● What you will do: Repeat each line exactly, leaving nothing out.

● Provided entries:
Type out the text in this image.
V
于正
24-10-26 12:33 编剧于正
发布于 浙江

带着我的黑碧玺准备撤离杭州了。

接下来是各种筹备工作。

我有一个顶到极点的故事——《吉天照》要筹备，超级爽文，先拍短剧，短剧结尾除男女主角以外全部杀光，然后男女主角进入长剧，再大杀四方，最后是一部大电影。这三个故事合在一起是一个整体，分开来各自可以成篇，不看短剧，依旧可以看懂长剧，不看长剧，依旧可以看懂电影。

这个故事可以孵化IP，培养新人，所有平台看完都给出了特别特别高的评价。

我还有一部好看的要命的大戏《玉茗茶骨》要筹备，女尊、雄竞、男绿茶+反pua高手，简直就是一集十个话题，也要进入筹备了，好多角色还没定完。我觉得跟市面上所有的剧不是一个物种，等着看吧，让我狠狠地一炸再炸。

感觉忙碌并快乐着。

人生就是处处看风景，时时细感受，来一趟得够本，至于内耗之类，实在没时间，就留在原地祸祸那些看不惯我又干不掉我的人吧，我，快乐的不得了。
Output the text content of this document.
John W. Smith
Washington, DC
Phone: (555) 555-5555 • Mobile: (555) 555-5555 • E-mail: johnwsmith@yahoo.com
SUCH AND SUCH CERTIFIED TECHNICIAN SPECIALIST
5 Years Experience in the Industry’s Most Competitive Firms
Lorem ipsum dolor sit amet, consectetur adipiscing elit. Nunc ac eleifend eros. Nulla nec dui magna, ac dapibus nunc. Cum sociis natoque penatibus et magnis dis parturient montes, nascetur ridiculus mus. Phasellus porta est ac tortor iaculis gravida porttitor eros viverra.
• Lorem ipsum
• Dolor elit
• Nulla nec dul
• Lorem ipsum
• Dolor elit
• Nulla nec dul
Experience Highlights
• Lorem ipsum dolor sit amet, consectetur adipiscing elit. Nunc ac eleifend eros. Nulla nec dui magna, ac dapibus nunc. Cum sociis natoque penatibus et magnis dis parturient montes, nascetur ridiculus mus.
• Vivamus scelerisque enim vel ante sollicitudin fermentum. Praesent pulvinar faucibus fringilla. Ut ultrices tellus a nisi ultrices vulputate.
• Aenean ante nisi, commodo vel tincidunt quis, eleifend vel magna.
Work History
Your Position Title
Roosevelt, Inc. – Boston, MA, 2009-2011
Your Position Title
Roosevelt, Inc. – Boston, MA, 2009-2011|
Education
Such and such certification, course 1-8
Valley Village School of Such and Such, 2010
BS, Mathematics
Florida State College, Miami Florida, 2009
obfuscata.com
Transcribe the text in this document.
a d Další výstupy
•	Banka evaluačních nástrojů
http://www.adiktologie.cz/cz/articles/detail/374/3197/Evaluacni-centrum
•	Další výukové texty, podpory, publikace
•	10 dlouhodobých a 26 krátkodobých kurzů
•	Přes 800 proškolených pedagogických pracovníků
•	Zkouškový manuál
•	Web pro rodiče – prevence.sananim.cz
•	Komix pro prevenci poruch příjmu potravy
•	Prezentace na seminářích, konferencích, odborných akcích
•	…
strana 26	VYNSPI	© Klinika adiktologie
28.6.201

● Worked answer:
Type out the text in this image.
V
于正
24-10-26 12:33 编剧于正
发布于 浙江

带着我的黑碧玺准备撤离杭州了。

接下来是各种筹备工作。

我有一个顶到极点的故事——《吉天照》要筹备，超级爽文，先拍短剧，短剧结尾除男女主角以外全部杀光，然后男女主角进入长剧，再大杀四方，最后是一部大电影。这三个故事合在一起是一个整体，分开来各自可以成篇，不看短剧，依旧可以看懂长剧，不看长剧，依旧可以看懂电影。

这个故事可以孵化IP，培养新人，所有平台看完都给出了特别特别高的评价。

我还有一部好看的要命的大戏《玉茗茶骨》要筹备，女尊、雄竞、男绿茶+反pua高手，简直就是一集十个话题，也要进入筹备了，好多角色还没定完。我觉得跟市面上所有的剧不是一个物种，等着看吧，让我狠狠地一炸再炸。

感觉忙碌并快乐着。

人生就是处处看风景，时时细感受，来一趟得够本，至于内耗之类，实在没时间，就留在原地祸祸那些看不惯我又干不掉我的人吧，我，快乐的不得了。
Output the text content of this document.
John W. Smith
Washington, DC
Phone: (555) 555-5555 • Mobile: (555) 555-5555 • E-mail: johnwsmith@yahoo.com
SUCH AND SUCH CERTIFIED TECHNICIAN SPECIALIST
5 Years Experience in the Industry’s Most Competitive Firms
Lorem ipsum dolor sit amet, consectetur adipiscing elit. Nunc ac eleifend eros. Nulla nec dui magna, ac dapibus nunc. Cum sociis natoque penatibus et magnis dis parturient montes, nascetur ridiculus mus. Phasellus porta est ac tortor iaculis gravida porttitor eros viverra.
• Lorem ipsum
• Dolor elit
• Nulla nec dul
• Lorem ipsum
• Dolor elit
• Nulla nec dul
Experience Highlights
• Lorem ipsum dolor sit amet, consectetur adipiscing elit. Nunc ac eleifend eros. Nulla nec dui magna, ac dapibus nunc. Cum sociis natoque penatibus et magnis dis parturient montes, nascetur ridiculus mus.
• Vivamus scelerisque enim vel ante sollicitudin fermentum. Praesent pulvinar faucibus fringilla. Ut ultrices tellus a nisi ultrices vulputate.
• Aenean ante nisi, commodo vel tincidunt quis, eleifend vel magna.
Work History
Your Position Title
Roosevelt, Inc. – Boston, MA, 2009-2011
Your Position Title
Roosevelt, Inc. – Boston, MA, 2009-2011|
Education
Such and such certification, course 1-8
Valley Village School of Such and Such, 2010
BS, Mathematics
Florida State College, Miami Florida, 2009
obfuscata.com
Transcribe the text in this document.
a d Další výstupy
•	Banka evaluačních nástrojů
http://www.adiktologie.cz/cz/articles/detail/374/3197/Evaluacni-centrum
•	Další výukové texty, podpory, publikace
•	10 dlouhodobých a 26 krátkodobých kurzů
•	Přes 800 proškolených pedagogických pracovníků
•	Zkouškový manuál
•	Web pro rodiče – prevence.sananim.cz
•	Komix pro prevenci poruch příjmu potravy
•	Prezentace na seminářích, konferencích, odborných akcích
•	…
strana 26	VYNSPI	© Klinika adiktologie
28.6.201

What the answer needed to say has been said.